__Prompt__.
Single out the lines that include the word "airport". Copy them.

[Stored items]
* * * *

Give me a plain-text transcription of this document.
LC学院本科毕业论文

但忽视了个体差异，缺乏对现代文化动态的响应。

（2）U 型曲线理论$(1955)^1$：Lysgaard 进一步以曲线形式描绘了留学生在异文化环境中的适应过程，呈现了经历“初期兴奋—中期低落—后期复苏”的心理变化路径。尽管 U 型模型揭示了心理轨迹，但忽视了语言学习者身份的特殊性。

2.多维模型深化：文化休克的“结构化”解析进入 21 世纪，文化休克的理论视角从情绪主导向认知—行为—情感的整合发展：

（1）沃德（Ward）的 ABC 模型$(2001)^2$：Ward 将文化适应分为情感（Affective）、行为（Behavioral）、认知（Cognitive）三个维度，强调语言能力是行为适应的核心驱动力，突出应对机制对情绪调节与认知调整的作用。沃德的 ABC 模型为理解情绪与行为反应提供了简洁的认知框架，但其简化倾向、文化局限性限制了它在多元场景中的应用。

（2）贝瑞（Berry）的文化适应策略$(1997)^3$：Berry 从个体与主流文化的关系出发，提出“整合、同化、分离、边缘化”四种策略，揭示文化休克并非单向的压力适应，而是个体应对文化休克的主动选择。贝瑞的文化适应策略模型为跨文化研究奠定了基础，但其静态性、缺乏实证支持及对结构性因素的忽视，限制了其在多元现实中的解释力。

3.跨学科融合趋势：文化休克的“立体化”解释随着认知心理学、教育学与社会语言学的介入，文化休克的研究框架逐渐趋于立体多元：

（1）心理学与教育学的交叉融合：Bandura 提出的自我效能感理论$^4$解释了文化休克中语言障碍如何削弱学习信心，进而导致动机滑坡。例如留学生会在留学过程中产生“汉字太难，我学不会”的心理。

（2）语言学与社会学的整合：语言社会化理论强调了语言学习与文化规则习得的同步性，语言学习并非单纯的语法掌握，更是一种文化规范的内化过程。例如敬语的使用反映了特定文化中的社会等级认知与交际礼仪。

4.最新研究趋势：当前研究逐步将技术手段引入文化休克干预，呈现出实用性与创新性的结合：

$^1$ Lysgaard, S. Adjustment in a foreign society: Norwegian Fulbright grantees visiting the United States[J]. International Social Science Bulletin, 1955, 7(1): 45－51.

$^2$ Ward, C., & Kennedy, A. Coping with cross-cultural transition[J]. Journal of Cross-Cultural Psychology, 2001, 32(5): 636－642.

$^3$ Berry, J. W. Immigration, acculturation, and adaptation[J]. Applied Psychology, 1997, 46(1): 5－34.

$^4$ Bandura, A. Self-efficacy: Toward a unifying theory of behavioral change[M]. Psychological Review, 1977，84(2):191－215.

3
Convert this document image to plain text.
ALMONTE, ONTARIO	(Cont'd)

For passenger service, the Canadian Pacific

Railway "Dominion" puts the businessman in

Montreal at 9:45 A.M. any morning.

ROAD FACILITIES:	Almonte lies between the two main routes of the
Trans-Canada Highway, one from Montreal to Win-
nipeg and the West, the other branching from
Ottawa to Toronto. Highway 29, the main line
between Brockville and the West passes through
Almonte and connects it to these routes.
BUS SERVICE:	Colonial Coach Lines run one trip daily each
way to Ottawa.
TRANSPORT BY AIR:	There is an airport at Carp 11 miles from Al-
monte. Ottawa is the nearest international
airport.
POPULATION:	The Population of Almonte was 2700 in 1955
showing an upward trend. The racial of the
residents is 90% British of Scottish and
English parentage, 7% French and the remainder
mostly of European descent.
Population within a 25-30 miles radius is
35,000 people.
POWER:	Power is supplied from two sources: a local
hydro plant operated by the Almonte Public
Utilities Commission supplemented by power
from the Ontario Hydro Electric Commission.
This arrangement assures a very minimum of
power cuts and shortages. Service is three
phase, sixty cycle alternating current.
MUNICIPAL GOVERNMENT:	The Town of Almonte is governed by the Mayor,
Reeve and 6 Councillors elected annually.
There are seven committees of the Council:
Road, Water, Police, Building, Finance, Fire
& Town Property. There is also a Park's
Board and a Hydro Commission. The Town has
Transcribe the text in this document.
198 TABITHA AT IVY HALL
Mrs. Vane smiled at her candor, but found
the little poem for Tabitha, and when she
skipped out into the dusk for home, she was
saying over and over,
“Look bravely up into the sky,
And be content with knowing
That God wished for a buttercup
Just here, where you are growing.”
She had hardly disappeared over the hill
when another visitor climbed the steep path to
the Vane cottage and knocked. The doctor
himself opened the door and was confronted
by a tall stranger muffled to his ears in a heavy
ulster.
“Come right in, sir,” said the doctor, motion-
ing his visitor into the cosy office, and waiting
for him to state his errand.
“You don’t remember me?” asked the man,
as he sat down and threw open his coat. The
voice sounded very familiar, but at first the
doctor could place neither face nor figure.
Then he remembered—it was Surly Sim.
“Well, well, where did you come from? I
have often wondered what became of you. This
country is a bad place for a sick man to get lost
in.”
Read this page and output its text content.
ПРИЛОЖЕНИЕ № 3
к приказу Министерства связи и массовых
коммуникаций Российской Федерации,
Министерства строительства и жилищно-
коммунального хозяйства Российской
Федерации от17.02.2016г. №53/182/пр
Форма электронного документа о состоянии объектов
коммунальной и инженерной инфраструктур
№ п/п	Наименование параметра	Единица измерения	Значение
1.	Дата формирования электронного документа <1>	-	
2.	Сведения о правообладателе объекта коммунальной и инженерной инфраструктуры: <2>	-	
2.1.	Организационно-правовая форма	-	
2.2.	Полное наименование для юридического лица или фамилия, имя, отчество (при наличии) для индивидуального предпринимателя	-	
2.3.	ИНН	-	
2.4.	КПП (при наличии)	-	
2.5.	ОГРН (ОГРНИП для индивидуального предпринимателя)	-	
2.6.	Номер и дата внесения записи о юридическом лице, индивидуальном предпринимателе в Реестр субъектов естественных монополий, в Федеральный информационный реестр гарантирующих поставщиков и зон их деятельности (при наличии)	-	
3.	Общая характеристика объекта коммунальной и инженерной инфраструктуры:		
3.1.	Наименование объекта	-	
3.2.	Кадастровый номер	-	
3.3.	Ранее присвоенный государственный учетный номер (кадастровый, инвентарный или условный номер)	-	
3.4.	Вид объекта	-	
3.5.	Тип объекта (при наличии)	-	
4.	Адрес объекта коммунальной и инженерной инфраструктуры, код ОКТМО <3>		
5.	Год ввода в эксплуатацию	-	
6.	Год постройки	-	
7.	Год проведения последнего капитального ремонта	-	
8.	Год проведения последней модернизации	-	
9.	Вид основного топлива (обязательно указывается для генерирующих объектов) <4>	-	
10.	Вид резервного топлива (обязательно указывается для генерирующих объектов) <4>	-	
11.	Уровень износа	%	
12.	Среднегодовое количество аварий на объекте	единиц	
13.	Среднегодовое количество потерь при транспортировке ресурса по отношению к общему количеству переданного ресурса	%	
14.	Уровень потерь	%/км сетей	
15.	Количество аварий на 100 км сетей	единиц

* * * *

__Response for this exercise__.
TRANSPORT BY AIR:	There is an airport at Carp 11 miles from Al-
airport.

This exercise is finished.